_Work to complete_
Skip the pictures. Repeat everything else in the records word for word.
## Start Extracted data
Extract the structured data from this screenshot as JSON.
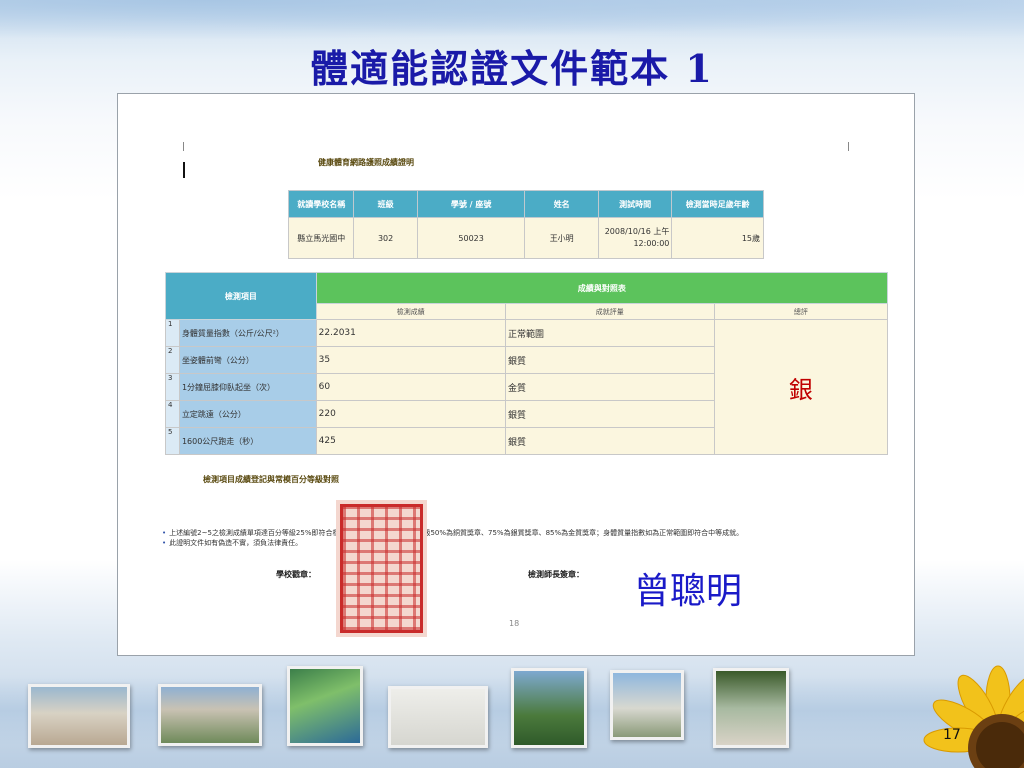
{
  "slide": {
    "title": "體適能認證文件範本 1",
    "slide_number": "17"
  },
  "document": {
    "title": "健康體育網路護照成績證明",
    "student_table": {
      "headers": [
        "就讀學校名稱",
        "班級",
        "學號 / 座號",
        "姓名",
        "測試時間",
        "檢測當時足歲年齡"
      ],
      "values": [
        "縣立馬光國中",
        "302",
        "50023",
        "王小明",
        "2008/10/16 上午 12:00:00",
        "15歲"
      ]
    },
    "results_table": {
      "item_header": "檢測項目",
      "score_header": "成績與對照表",
      "sub_headers": [
        "檢測成績",
        "成就評量",
        "總評"
      ],
      "rows": [
        {
          "no": "1",
          "item": "身體質量指數（公斤/公尺²）",
          "score": "22.2031",
          "rating": "正常範圍"
        },
        {
          "no": "2",
          "item": "坐姿體前彎（公分）",
          "score": "35",
          "rating": "銀質"
        },
        {
          "no": "3",
          "item": "1分鐘屈膝仰臥起坐（次）",
          "score": "60",
          "rating": "金質"
        },
        {
          "no": "4",
          "item": "立定跳遠（公分）",
          "score": "220",
          "rating": "銀質"
        },
        {
          "no": "5",
          "item": "1600公尺跑走（秒）",
          "score": "425",
          "rating": "銀質"
        }
      ],
      "overall": "銀"
    },
    "section2_title": "檢測項目成績登記與常模百分等級對照",
    "notes": [
      "上述編號2~5之檢測成績單項達百分等級25%即符合標準成就，各項成績達百分等級50%為銅質獎章、75%為銀質獎章、85%為金質獎章；身體質量指數如為正常範圍即符合中等成就。",
      "此證明文件如有偽造不實，須負法律責任。"
    ],
    "school_seal_label": "學校戳章：",
    "director_sign_label": "檢測師長簽章：",
    "signature": "曾聰明",
    "page_number": "18"
  },
  "colors": {
    "title": "#1a1aa8",
    "header_blue": "#4bacc6",
    "header_green": "#5cc35c",
    "cell_cream": "#fbf6df",
    "item_blue": "#a8cde8",
    "medal_red": "#c00000",
    "signature_blue": "#1a1ac8",
    "seal_red": "#c92a2a"
  }
}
## End Extracted data
_Exercise answer_
Extract the structured data from this screenshot as JSON.
{
  "slide": {
    "title": "體適能認證文件範本 1",
    "slide_number": "17"
  },
  "document": {
    "title": "健康體育網路護照成績證明",
    "student_table": {
      "headers": [
        "就讀學校名稱",
        "班級",
        "學號 / 座號",
        "姓名",
        "測試時間",
        "檢測當時足歲年齡"
      ],
      "values": [
        "縣立馬光國中",
        "302",
        "50023",
        "王小明",
        "2008/10/16 上午 12:00:00",
        "15歲"
      ]
    },
    "results_table": {
      "item_header": "檢測項目",
      "score_header": "成績與對照表",
      "sub_headers": [
        "檢測成績",
        "成就評量",
        "總評"
      ],
      "rows": [
        {
          "no": "1",
          "item": "身體質量指數（公斤/公尺²）",
          "score": "22.2031",
          "rating": "正常範圍"
        },
        {
          "no": "2",
          "item": "坐姿體前彎（公分）",
          "score": "35",
          "rating": "銀質"
        },
        {
          "no": "3",
          "item": "1分鐘屈膝仰臥起坐（次）",
          "score": "60",
          "rating": "金質"
        },
        {
          "no": "4",
          "item": "立定跳遠（公分）",
          "score": "220",
          "rating": "銀質"
        },
        {
          "no": "5",
          "item": "1600公尺跑走（秒）",
          "score": "425",
          "rating": "銀質"
        }
      ],
      "overall": "銀"
    },
    "section2_title": "檢測項目成績登記與常模百分等級對照",
    "notes": [
      "上述編號2~5之檢測成績單項達百分等級25%即符合標準成就，各項成績達百分等級50%為銅質獎章、75%為銀質獎章、85%為金質獎章；身體質量指數如為正常範圍即符合中等成就。",
      "此證明文件如有偽造不實，須負法律責任。"
    ],
    "school_seal_label": "學校戳章：",
    "director_sign_label": "檢測師長簽章：",
    "signature": "曾聰明",
    "page_number": "18"
  },
  "colors": {
    "title": "#1a1aa8",
    "header_blue": "#4bacc6",
    "header_green": "#5cc35c",
    "cell_cream": "#fbf6df",
    "item_blue": "#a8cde8",
    "medal_red": "#c00000",
    "signature_blue": "#1a1ac8",
    "seal_red": "#c92a2a"
  }
}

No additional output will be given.